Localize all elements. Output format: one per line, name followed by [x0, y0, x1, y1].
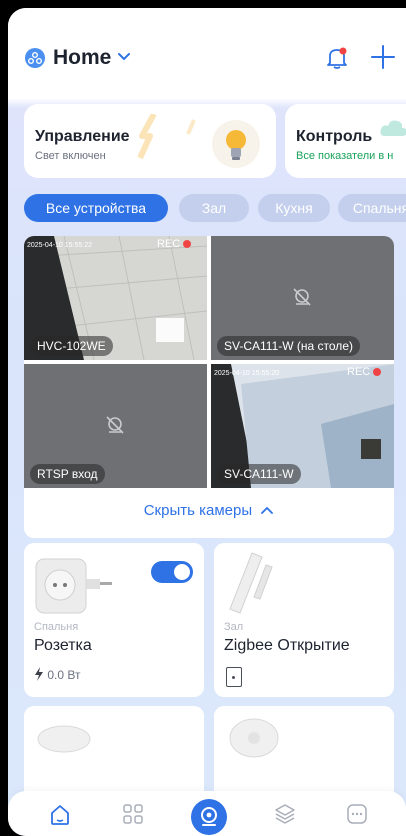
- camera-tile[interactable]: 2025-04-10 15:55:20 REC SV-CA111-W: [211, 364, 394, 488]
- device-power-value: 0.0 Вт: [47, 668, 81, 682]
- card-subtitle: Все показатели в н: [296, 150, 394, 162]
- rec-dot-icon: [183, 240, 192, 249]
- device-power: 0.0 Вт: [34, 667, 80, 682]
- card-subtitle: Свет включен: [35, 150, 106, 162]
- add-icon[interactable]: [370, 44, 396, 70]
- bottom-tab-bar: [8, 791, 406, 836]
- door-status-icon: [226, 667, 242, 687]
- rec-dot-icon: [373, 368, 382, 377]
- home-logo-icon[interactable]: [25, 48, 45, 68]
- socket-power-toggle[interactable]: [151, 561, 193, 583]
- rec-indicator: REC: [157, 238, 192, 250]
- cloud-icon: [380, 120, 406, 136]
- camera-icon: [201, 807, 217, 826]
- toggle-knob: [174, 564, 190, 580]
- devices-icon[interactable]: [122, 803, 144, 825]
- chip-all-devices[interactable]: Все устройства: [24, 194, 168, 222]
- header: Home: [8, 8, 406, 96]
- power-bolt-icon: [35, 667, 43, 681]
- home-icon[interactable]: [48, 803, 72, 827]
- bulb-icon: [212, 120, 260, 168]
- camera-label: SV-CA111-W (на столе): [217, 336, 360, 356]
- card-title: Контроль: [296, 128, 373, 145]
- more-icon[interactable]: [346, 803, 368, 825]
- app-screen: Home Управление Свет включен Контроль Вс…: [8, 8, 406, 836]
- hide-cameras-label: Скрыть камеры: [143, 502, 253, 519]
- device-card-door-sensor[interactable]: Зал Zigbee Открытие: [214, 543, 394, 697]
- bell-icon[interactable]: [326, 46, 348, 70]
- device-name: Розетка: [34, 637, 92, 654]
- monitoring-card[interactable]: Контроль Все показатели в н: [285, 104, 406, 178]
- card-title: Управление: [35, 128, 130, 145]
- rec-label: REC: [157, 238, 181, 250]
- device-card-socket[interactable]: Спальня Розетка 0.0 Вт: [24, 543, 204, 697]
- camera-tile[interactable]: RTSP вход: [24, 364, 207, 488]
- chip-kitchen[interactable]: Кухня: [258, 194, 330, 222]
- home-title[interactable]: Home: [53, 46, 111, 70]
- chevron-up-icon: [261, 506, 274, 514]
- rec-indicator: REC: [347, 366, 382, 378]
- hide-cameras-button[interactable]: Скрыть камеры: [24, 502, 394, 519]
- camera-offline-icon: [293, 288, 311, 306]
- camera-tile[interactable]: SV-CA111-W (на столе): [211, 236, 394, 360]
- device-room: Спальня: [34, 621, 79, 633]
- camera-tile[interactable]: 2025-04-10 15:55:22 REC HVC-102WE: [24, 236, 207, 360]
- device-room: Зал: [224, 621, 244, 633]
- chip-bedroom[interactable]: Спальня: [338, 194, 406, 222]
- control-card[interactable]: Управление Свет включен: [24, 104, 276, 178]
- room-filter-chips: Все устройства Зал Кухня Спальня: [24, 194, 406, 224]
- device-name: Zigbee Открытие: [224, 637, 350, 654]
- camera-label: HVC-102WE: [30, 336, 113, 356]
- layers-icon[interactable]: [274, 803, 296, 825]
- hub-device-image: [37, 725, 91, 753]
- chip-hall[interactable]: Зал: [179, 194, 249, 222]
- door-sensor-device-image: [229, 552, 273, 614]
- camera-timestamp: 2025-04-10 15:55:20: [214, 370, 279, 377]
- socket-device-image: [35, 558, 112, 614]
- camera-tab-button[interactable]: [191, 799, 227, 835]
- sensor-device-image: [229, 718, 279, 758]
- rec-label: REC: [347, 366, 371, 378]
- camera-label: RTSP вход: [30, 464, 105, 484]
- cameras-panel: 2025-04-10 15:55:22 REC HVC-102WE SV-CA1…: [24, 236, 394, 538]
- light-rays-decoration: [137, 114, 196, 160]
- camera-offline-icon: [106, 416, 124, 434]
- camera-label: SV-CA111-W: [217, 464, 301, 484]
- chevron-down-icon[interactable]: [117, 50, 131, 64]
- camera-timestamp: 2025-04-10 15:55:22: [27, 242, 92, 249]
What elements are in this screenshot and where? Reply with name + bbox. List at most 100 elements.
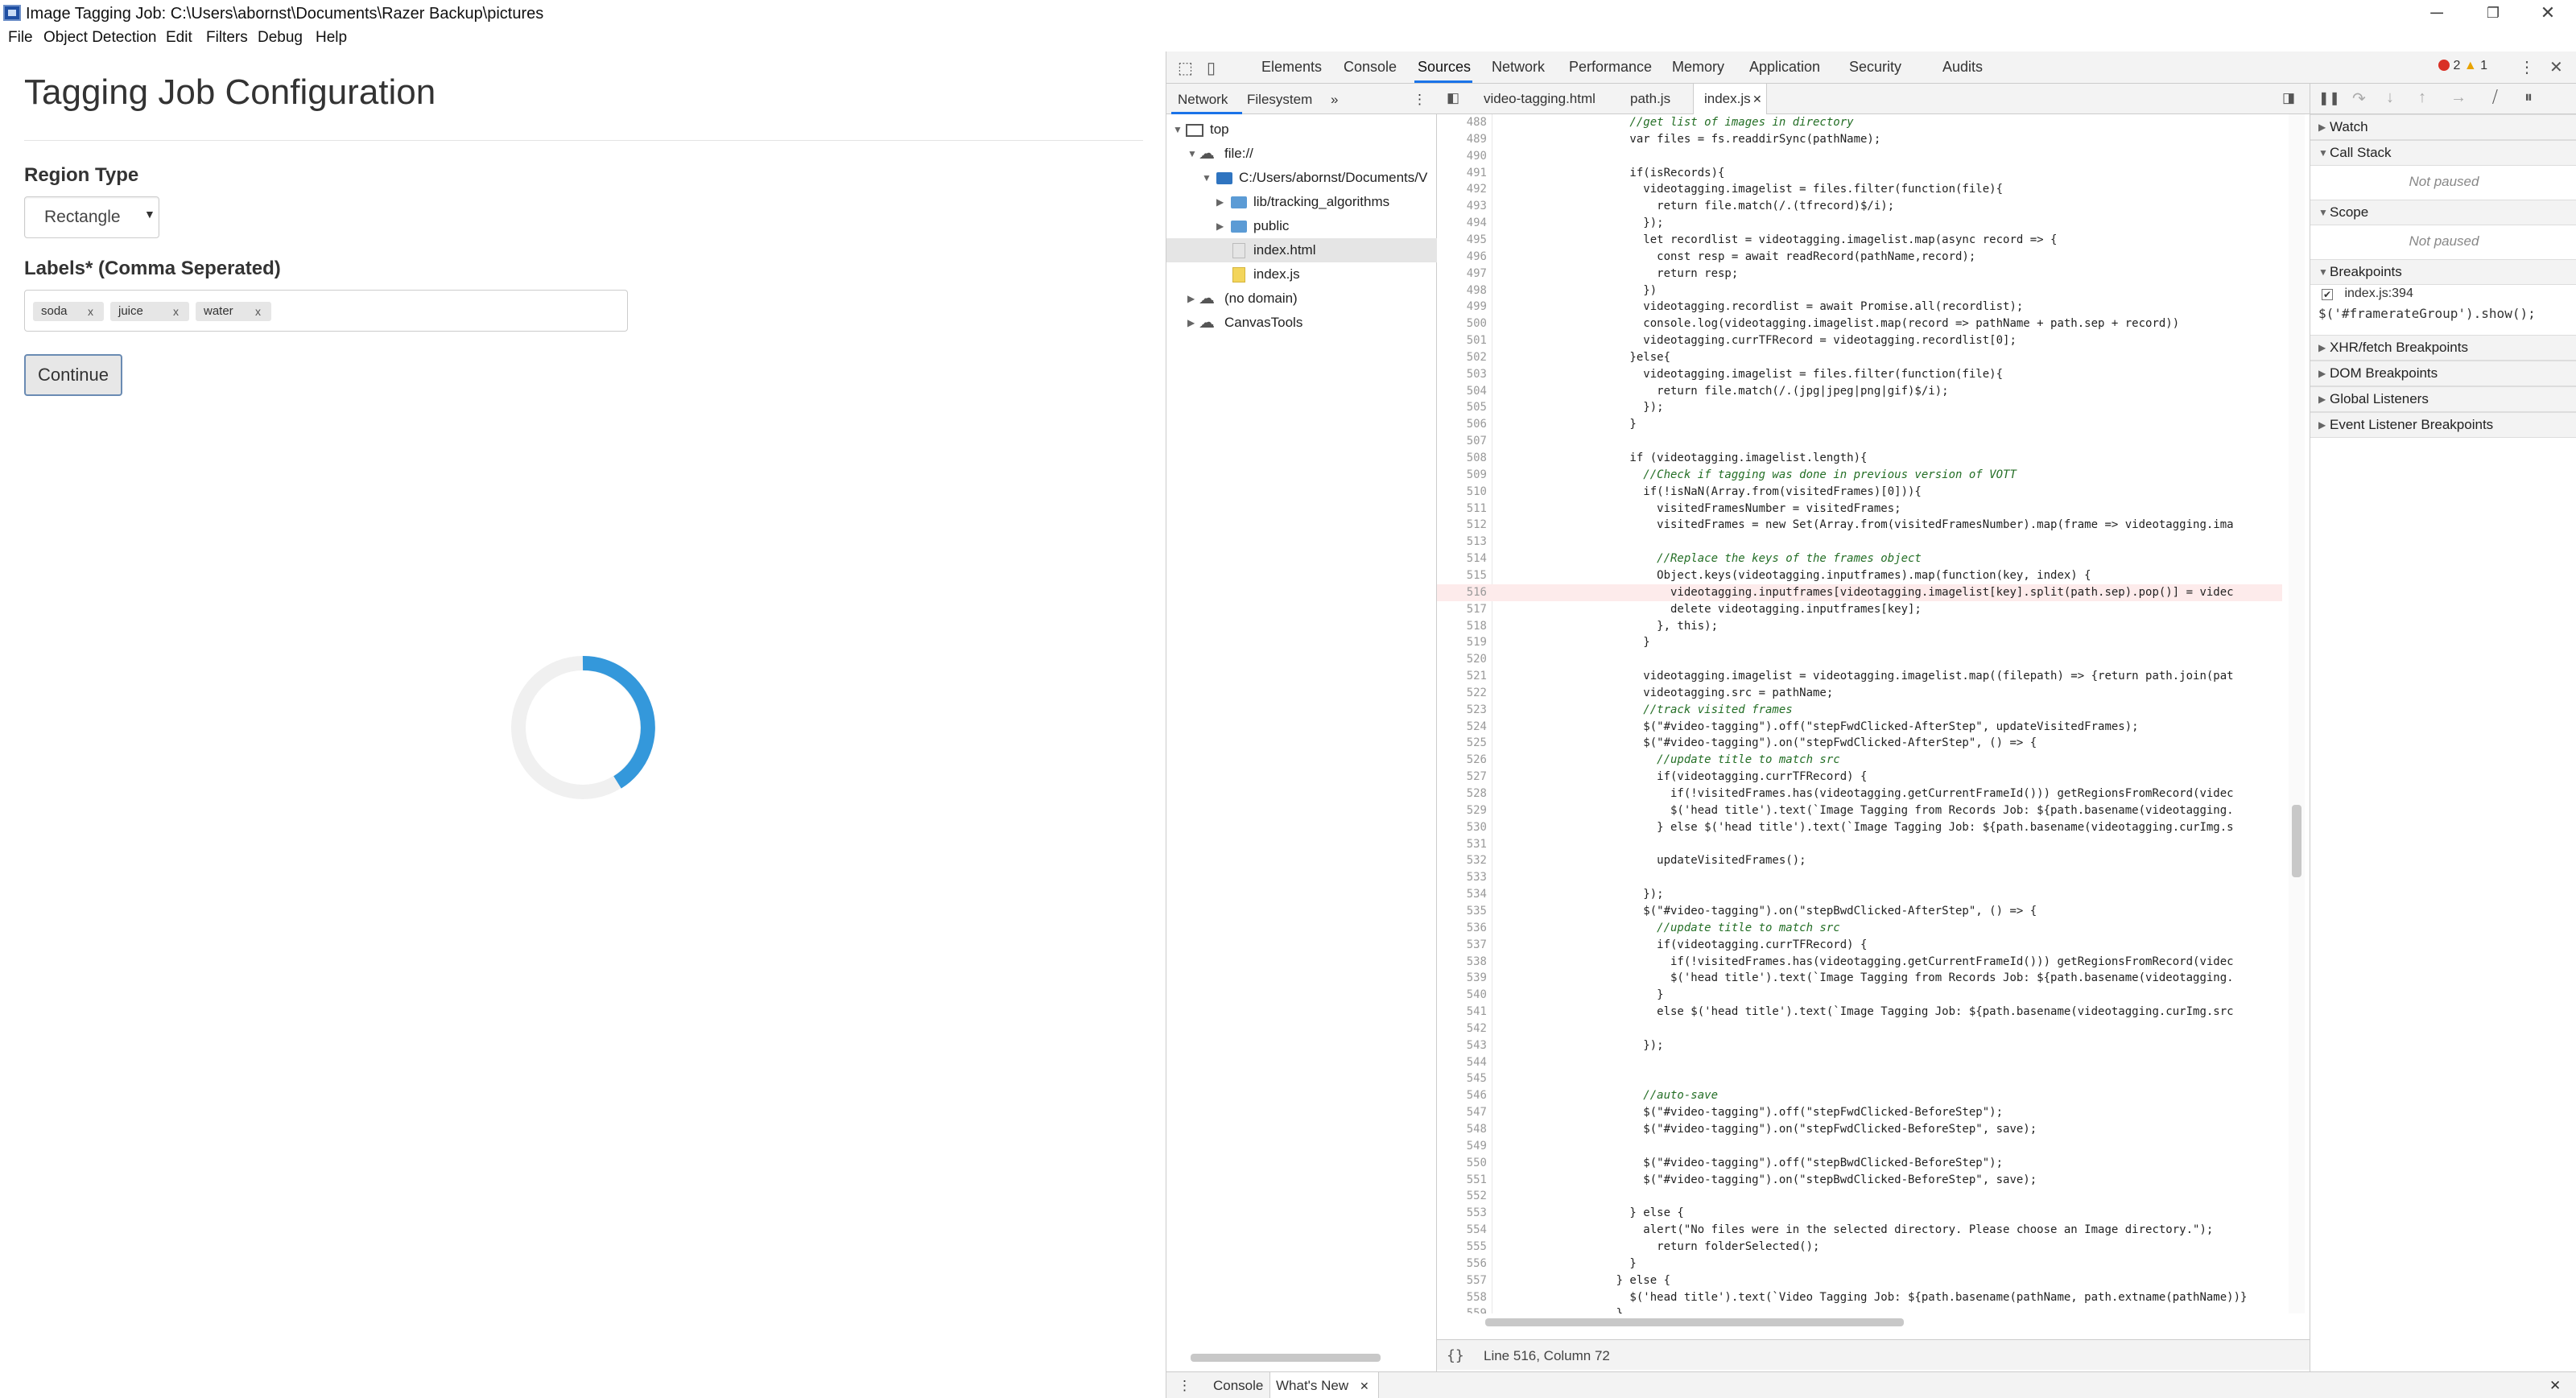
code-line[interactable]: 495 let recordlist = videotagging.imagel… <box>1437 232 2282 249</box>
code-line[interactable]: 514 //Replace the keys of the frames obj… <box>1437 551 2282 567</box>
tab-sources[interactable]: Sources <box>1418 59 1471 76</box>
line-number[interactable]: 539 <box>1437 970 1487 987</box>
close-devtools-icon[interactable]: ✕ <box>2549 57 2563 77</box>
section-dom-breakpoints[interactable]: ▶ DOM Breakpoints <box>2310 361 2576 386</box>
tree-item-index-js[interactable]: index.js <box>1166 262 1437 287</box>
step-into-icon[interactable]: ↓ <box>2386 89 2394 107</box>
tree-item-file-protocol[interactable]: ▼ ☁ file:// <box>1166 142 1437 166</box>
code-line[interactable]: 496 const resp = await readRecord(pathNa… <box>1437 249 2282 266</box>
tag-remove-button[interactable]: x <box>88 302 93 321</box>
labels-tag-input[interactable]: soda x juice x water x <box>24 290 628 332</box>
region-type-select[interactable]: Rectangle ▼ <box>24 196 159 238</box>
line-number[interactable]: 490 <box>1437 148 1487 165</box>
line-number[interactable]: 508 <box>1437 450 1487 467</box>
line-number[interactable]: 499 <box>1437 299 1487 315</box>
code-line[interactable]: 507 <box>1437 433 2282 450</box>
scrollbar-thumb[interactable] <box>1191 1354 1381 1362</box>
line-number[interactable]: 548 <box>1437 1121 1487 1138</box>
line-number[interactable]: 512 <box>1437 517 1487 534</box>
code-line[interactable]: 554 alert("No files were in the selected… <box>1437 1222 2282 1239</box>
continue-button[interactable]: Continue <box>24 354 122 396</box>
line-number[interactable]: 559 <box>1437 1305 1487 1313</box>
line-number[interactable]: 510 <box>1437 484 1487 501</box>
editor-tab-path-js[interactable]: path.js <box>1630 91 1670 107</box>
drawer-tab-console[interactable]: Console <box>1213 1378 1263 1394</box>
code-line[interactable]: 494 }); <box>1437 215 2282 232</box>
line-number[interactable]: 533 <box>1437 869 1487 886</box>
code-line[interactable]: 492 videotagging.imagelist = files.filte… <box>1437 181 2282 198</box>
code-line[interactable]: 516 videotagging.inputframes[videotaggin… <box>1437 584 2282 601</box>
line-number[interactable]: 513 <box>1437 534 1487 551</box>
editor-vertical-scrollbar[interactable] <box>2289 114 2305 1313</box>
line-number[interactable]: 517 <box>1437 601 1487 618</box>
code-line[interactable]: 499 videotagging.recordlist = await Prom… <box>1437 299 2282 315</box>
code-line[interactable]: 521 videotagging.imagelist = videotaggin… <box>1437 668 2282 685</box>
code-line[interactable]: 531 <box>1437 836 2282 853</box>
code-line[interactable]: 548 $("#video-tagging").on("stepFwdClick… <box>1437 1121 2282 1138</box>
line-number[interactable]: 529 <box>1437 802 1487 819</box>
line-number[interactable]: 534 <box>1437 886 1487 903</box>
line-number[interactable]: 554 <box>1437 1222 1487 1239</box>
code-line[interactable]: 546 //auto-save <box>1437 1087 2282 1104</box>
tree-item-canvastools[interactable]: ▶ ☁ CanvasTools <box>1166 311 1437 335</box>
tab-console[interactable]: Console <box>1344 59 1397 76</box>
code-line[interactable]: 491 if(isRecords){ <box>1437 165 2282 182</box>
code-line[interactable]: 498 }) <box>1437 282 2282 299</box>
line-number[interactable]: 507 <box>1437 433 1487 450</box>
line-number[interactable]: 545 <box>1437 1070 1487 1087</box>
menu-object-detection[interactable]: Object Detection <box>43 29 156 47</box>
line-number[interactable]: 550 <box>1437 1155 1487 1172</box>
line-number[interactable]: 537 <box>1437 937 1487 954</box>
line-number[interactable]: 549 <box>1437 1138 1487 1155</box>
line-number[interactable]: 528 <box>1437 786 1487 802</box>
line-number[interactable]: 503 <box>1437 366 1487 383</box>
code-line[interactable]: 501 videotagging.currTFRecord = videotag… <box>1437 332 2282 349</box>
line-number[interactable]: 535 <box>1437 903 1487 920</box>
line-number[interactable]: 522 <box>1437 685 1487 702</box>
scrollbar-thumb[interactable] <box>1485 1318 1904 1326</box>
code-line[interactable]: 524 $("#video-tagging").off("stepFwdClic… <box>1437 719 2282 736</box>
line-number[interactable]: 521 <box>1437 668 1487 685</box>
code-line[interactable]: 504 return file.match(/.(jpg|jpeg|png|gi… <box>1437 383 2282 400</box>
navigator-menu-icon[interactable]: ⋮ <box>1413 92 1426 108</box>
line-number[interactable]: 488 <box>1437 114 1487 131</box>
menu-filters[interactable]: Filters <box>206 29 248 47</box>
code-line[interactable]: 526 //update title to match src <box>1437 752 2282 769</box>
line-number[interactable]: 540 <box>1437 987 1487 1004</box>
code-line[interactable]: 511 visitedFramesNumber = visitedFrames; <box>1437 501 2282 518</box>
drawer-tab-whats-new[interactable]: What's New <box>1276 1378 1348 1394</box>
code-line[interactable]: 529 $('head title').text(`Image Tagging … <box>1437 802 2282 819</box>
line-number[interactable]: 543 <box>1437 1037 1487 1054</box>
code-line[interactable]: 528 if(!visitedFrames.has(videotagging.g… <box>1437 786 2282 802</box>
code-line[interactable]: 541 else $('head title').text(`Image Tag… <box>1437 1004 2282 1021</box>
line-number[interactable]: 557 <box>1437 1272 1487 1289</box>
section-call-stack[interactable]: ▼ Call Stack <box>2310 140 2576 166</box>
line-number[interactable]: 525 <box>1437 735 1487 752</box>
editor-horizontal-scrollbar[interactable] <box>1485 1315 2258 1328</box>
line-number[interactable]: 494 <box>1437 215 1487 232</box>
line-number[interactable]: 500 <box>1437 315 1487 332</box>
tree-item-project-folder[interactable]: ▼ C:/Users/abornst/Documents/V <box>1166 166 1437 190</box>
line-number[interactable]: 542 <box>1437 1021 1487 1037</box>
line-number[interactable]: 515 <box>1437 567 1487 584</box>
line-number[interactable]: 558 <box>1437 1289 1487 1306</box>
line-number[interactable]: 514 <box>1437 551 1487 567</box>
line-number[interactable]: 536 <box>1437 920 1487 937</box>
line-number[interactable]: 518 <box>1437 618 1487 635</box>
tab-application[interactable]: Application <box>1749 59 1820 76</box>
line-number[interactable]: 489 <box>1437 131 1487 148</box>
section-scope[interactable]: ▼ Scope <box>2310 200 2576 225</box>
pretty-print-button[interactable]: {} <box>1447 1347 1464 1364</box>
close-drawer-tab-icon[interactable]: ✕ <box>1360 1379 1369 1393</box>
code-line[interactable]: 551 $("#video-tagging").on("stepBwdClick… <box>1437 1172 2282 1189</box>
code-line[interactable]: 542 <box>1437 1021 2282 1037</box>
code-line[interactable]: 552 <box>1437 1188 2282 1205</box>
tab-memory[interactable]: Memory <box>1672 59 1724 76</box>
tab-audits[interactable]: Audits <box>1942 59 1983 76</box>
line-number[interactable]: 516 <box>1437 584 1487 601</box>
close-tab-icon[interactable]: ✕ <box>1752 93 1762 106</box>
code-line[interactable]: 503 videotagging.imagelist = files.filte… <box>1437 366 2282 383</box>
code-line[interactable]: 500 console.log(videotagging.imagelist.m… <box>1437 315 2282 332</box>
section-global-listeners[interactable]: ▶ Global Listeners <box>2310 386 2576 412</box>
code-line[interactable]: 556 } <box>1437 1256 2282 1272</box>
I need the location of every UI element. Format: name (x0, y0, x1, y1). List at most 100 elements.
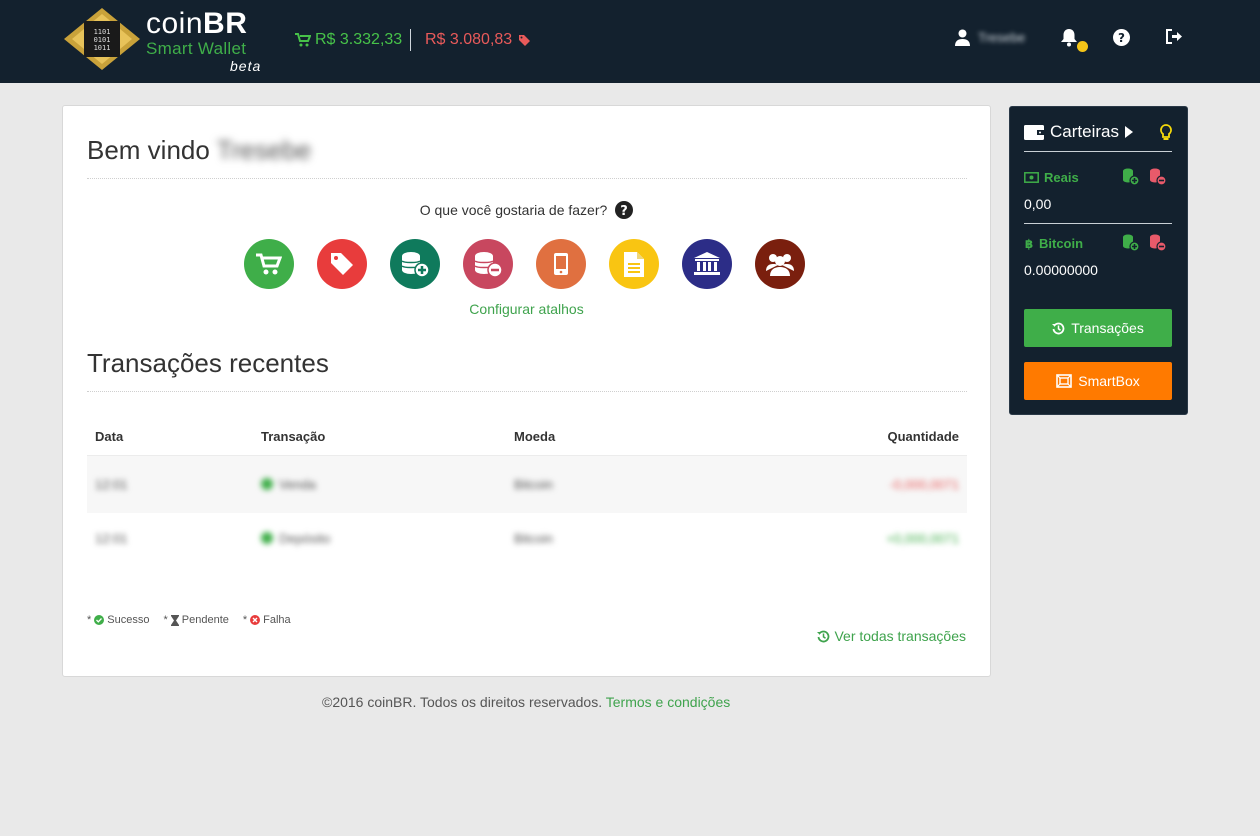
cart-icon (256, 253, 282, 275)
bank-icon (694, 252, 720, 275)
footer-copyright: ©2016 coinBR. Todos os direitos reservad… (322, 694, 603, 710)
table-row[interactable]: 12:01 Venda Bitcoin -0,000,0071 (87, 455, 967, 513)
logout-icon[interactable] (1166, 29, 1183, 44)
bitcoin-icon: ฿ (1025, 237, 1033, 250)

• Exercise directions
Copy out the listing word for word, starting with the line that contains "cart-icon (256, 253, 282, 275)" and going on through the last line of the listing.

• Correct output
cart-icon (256, 253, 282, 275)
bank-icon (694, 252, 720, 275)
footer-copyright: ©2016 coinBR. Todos os direitos reservad… (322, 694, 603, 710)
table-row[interactable]: 12:01 Venda Bitcoin -0,000,0071 (87, 455, 967, 513)
logout-icon[interactable] (1166, 29, 1183, 44)
bitcoin-icon: ฿ (1025, 237, 1033, 250)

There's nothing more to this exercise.